— DOCUMENT EXCERPT —
◇ ◇ ◇ ◇ ◇ ◇ ◇

An orbital is the quantum mechanical refinement of Bohr’s orbit. In contrast to his concept of a simple circular orbit with a fixed radius, orbitals are mathematically derived regions of space with different **probabilities** of containing an electron.

One way of representing electron probability distributions was illustrated previously for the 1**s** orbital of hydrogen. Because Ψ^{2} gives the probability of finding an electron in a given volume of space (such as a cubic picometer), a plot of Ψ^{2} versus distance from the nucleus (**r**) is a plot of the **probability density**. The 1**s** orbital is spherically symmetrical, so the probability of finding a 1**s** electron at any given point depends **only** on its distance from the nucleus. The probability density is greatest at \(r = 0\) (at the nucleus) and decreases steadily with increasing distance. At very large values of **r**, the electron probability density is very small but **not** zero.

◇ ◇ ◇ ◇ ◇ ◇ ◇

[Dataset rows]
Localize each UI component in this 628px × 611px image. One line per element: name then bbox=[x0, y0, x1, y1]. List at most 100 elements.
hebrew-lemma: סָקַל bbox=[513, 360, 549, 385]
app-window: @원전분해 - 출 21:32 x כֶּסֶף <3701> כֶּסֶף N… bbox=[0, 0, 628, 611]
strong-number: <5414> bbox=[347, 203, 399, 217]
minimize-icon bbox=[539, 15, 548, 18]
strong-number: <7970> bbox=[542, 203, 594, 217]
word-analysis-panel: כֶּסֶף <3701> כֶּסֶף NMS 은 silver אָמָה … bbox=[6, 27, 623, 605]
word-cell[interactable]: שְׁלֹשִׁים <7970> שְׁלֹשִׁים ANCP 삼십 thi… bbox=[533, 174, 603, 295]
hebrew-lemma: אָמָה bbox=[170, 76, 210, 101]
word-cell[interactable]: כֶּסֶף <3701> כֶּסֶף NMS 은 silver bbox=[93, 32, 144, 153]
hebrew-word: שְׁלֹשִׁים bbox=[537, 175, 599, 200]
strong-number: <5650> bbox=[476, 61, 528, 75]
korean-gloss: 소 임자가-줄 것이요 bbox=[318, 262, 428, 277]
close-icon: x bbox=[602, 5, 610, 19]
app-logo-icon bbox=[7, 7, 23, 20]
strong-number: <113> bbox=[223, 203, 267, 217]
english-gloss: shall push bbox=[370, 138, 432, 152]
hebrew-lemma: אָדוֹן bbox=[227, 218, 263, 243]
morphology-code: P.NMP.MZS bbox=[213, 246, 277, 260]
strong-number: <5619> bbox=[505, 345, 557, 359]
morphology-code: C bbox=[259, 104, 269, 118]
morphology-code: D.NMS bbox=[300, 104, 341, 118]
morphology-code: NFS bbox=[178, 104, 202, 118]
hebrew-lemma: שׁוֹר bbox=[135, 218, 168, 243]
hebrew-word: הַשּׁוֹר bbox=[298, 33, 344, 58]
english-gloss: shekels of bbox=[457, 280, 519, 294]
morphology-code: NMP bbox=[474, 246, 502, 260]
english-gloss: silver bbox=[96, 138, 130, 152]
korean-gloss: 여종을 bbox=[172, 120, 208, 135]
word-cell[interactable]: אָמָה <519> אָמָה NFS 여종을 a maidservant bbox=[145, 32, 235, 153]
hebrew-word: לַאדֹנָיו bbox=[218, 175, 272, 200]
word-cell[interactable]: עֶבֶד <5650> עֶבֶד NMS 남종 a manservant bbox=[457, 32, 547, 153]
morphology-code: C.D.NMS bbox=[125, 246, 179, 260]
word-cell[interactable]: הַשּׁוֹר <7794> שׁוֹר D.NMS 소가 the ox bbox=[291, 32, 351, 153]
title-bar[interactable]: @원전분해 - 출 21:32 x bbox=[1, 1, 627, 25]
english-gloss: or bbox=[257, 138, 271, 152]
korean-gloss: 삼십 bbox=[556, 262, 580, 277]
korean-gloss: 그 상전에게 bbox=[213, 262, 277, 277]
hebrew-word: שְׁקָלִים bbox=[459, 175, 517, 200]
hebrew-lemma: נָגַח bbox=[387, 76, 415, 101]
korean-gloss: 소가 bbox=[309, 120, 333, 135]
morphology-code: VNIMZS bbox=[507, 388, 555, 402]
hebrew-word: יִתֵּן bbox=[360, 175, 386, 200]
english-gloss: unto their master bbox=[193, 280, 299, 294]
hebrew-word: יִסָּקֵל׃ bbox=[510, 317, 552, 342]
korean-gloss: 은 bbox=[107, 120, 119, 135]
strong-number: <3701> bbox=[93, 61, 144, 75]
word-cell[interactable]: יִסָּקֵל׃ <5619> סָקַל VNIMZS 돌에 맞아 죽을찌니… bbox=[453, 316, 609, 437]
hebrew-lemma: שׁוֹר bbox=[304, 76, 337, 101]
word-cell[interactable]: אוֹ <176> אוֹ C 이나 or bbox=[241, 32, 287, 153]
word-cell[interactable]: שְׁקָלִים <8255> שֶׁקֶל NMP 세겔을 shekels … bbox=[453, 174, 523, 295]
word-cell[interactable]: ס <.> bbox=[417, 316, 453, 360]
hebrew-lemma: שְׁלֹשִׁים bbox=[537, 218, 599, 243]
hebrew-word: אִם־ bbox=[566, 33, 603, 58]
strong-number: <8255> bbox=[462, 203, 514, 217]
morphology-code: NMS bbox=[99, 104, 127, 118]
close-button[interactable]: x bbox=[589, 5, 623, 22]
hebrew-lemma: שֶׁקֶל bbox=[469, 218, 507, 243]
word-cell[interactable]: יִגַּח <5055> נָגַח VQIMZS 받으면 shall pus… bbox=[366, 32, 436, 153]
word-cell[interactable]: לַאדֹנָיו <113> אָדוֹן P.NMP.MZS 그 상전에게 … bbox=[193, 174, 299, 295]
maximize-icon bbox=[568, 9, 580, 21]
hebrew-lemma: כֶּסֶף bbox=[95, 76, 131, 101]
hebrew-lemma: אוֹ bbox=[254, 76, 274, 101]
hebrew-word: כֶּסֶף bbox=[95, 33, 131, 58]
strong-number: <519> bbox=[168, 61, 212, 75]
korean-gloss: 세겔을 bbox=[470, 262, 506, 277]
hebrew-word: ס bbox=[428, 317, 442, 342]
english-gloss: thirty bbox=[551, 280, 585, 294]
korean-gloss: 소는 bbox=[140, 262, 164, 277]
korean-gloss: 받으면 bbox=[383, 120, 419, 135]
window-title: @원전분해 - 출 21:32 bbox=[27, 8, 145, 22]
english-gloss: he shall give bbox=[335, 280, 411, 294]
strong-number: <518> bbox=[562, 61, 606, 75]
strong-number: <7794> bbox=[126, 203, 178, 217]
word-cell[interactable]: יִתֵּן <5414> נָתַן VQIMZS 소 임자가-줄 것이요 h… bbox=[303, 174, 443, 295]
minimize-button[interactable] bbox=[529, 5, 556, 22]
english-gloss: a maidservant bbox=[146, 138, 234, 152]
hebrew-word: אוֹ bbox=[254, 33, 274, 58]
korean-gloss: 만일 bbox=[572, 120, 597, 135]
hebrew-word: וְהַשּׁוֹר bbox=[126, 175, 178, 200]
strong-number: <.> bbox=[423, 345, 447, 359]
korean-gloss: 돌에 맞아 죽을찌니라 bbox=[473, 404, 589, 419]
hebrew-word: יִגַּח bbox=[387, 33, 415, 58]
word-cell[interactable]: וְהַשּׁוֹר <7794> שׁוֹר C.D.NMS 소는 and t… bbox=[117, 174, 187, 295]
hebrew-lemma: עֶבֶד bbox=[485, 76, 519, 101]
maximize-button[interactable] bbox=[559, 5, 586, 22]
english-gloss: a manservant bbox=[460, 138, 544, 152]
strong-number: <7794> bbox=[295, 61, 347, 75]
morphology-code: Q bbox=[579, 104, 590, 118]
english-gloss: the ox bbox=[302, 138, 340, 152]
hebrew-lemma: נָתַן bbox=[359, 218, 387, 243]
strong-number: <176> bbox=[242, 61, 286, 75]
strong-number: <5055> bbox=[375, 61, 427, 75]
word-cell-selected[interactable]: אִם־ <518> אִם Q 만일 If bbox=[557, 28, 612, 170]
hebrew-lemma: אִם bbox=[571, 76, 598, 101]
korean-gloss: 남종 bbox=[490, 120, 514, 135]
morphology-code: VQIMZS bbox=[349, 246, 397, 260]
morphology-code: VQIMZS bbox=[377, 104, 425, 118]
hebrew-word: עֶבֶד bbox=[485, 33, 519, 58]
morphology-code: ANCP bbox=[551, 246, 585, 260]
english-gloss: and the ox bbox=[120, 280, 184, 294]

◇ ◇ ◇ ◇ ◇ ◇ ◇

— INSTRUCTION —
In the excerpt on electron orbitals, where is the probability density of the hydrogen 1s orbital greatest?

— SOLUTION —
At r = 0, at the nucleus.